§ DATA LISTING
"""

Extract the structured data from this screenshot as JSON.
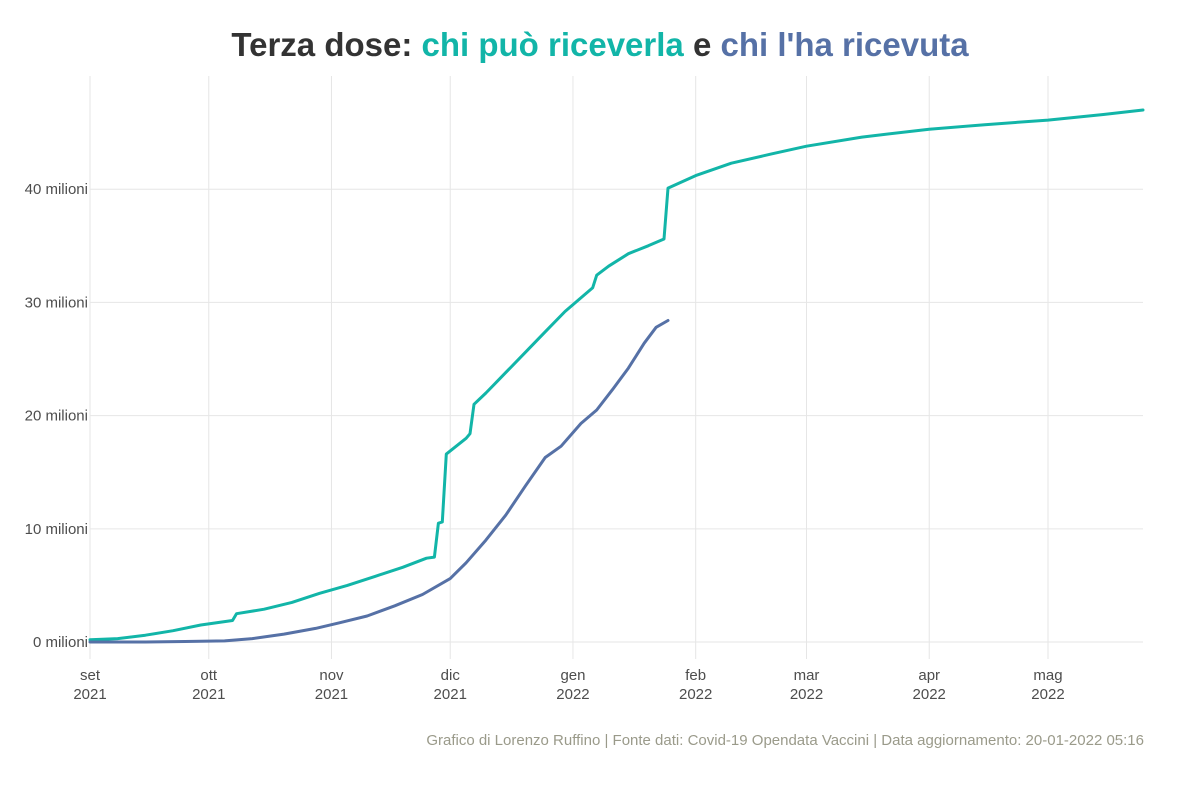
{
  "title": {
    "prefix": "Terza dose: ",
    "part1": "chi può riceverla",
    "middle": " e ",
    "part2": "chi l'ha ricevuta"
  },
  "caption": "Grafico di Lorenzo Ruffino | Fonte dati: Covid-19 Opendata Vaccini | Data aggiornamento: 20-01-2022 05:16",
  "colors": {
    "eligible": "#12b5a8",
    "received": "#5671a6",
    "title": "#333333",
    "grid": "#e6e6e6",
    "caption": "#9a9a8a"
  },
  "chart_data": {
    "type": "line",
    "title": "Terza dose: chi può riceverla e chi l'ha ricevuta",
    "xlabel": "",
    "ylabel": "",
    "xlim": [
      "2021-09-01",
      "2022-05-25"
    ],
    "ylim": [
      -1.5,
      50
    ],
    "grid": true,
    "legend": "none (colored title words)",
    "y_ticks": [
      {
        "value": 0,
        "label": "0 milioni"
      },
      {
        "value": 10,
        "label": "10 milioni"
      },
      {
        "value": 20,
        "label": "20 milioni"
      },
      {
        "value": 30,
        "label": "30 milioni"
      },
      {
        "value": 40,
        "label": "40 milioni"
      }
    ],
    "x_ticks": [
      {
        "date": "2021-09-01",
        "month": "set",
        "year": "2021"
      },
      {
        "date": "2021-10-01",
        "month": "ott",
        "year": "2021"
      },
      {
        "date": "2021-11-01",
        "month": "nov",
        "year": "2021"
      },
      {
        "date": "2021-12-01",
        "month": "dic",
        "year": "2021"
      },
      {
        "date": "2022-01-01",
        "month": "gen",
        "year": "2022"
      },
      {
        "date": "2022-02-01",
        "month": "feb",
        "year": "2022"
      },
      {
        "date": "2022-03-01",
        "month": "mar",
        "year": "2022"
      },
      {
        "date": "2022-04-01",
        "month": "apr",
        "year": "2022"
      },
      {
        "date": "2022-05-01",
        "month": "mag",
        "year": "2022"
      }
    ],
    "series": [
      {
        "name": "chi può riceverla",
        "color": "#12b5a8",
        "points": [
          [
            "2021-09-01",
            0.2
          ],
          [
            "2021-09-08",
            0.3
          ],
          [
            "2021-09-15",
            0.6
          ],
          [
            "2021-09-22",
            1.0
          ],
          [
            "2021-09-29",
            1.5
          ],
          [
            "2021-10-07",
            1.9
          ],
          [
            "2021-10-08",
            2.5
          ],
          [
            "2021-10-15",
            2.9
          ],
          [
            "2021-10-22",
            3.5
          ],
          [
            "2021-10-29",
            4.3
          ],
          [
            "2021-11-05",
            5.0
          ],
          [
            "2021-11-12",
            5.8
          ],
          [
            "2021-11-19",
            6.6
          ],
          [
            "2021-11-25",
            7.4
          ],
          [
            "2021-11-27",
            7.5
          ],
          [
            "2021-11-28",
            10.5
          ],
          [
            "2021-11-29",
            10.6
          ],
          [
            "2021-11-30",
            16.6
          ],
          [
            "2021-12-05",
            18.0
          ],
          [
            "2021-12-06",
            18.4
          ],
          [
            "2021-12-07",
            21.0
          ],
          [
            "2021-12-10",
            22.0
          ],
          [
            "2021-12-15",
            23.8
          ],
          [
            "2021-12-20",
            25.6
          ],
          [
            "2021-12-25",
            27.4
          ],
          [
            "2021-12-30",
            29.2
          ],
          [
            "2022-01-04",
            30.7
          ],
          [
            "2022-01-06",
            31.3
          ],
          [
            "2022-01-07",
            32.4
          ],
          [
            "2022-01-10",
            33.2
          ],
          [
            "2022-01-15",
            34.3
          ],
          [
            "2022-01-20",
            35.0
          ],
          [
            "2022-01-24",
            35.6
          ],
          [
            "2022-01-25",
            40.1
          ],
          [
            "2022-02-01",
            41.2
          ],
          [
            "2022-02-10",
            42.3
          ],
          [
            "2022-02-20",
            43.1
          ],
          [
            "2022-03-01",
            43.8
          ],
          [
            "2022-03-15",
            44.6
          ],
          [
            "2022-04-01",
            45.3
          ],
          [
            "2022-04-15",
            45.7
          ],
          [
            "2022-05-01",
            46.1
          ],
          [
            "2022-05-15",
            46.6
          ],
          [
            "2022-05-25",
            47.0
          ]
        ]
      },
      {
        "name": "chi l'ha ricevuta",
        "color": "#5671a6",
        "points": [
          [
            "2021-09-01",
            0.0
          ],
          [
            "2021-09-15",
            0.0
          ],
          [
            "2021-09-25",
            0.05
          ],
          [
            "2021-10-05",
            0.1
          ],
          [
            "2021-10-12",
            0.3
          ],
          [
            "2021-10-20",
            0.7
          ],
          [
            "2021-10-28",
            1.2
          ],
          [
            "2021-11-03",
            1.7
          ],
          [
            "2021-11-10",
            2.3
          ],
          [
            "2021-11-17",
            3.2
          ],
          [
            "2021-11-24",
            4.2
          ],
          [
            "2021-12-01",
            5.6
          ],
          [
            "2021-12-05",
            7.0
          ],
          [
            "2021-12-10",
            9.0
          ],
          [
            "2021-12-15",
            11.2
          ],
          [
            "2021-12-20",
            13.8
          ],
          [
            "2021-12-25",
            16.3
          ],
          [
            "2021-12-29",
            17.3
          ],
          [
            "2022-01-03",
            19.3
          ],
          [
            "2022-01-07",
            20.5
          ],
          [
            "2022-01-11",
            22.3
          ],
          [
            "2022-01-15",
            24.2
          ],
          [
            "2022-01-19",
            26.4
          ],
          [
            "2022-01-22",
            27.8
          ],
          [
            "2022-01-25",
            28.4
          ]
        ]
      }
    ]
  }
}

"""

§ DIRECTIVE
Return each line with "Terza".

§ TASK SOLUTION
    "prefix": "Terza dose: ",
    "title": "Terza dose: chi può riceverla e chi l'ha ricevuta",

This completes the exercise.